(Some records)

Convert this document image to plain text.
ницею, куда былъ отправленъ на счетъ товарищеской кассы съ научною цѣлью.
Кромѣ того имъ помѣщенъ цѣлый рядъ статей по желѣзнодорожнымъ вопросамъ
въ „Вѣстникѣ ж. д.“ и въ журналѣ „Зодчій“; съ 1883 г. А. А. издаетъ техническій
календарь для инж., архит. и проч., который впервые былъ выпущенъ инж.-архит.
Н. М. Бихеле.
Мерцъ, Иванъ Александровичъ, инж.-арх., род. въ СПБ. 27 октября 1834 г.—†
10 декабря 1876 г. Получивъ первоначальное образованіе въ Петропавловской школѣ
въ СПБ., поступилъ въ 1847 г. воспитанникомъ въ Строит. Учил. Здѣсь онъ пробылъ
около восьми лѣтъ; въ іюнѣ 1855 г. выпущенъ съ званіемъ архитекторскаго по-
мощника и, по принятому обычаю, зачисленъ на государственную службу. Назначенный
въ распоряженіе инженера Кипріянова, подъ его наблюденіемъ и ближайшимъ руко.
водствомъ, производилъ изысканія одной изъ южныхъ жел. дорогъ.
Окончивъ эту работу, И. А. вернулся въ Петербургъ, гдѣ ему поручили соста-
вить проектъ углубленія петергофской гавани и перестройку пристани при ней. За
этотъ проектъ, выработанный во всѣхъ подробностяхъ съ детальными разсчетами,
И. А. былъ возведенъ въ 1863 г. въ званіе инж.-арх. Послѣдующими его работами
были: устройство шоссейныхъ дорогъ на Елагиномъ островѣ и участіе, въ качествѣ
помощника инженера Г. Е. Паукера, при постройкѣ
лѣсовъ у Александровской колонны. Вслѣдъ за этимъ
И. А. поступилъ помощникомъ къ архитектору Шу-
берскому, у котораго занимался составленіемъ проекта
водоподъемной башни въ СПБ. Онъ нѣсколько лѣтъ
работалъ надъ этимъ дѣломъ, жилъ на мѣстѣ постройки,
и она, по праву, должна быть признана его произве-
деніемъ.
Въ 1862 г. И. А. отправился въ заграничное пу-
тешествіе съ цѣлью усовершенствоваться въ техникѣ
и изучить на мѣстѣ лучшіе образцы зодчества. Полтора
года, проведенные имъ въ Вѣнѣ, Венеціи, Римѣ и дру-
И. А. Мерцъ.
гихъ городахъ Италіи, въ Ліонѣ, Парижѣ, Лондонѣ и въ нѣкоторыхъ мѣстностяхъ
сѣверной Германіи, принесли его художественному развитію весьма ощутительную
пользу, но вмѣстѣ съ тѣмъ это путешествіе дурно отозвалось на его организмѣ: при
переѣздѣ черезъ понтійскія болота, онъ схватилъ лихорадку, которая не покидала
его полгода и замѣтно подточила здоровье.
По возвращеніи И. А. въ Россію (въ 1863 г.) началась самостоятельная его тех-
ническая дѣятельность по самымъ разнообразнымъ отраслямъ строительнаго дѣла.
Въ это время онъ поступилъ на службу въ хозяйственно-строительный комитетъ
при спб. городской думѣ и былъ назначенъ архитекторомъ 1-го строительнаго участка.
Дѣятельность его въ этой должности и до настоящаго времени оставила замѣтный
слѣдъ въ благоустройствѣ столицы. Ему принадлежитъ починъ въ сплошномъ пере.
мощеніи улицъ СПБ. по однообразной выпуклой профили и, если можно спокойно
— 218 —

To do: Only lines with "цѣлью" are wanted here; list each of them.

Written solution:
ницею, куда былъ отправленъ на счетъ товарищеской кассы съ научною цѣлью.
тешествіе съ цѣлью усовершенствоваться въ техникѣ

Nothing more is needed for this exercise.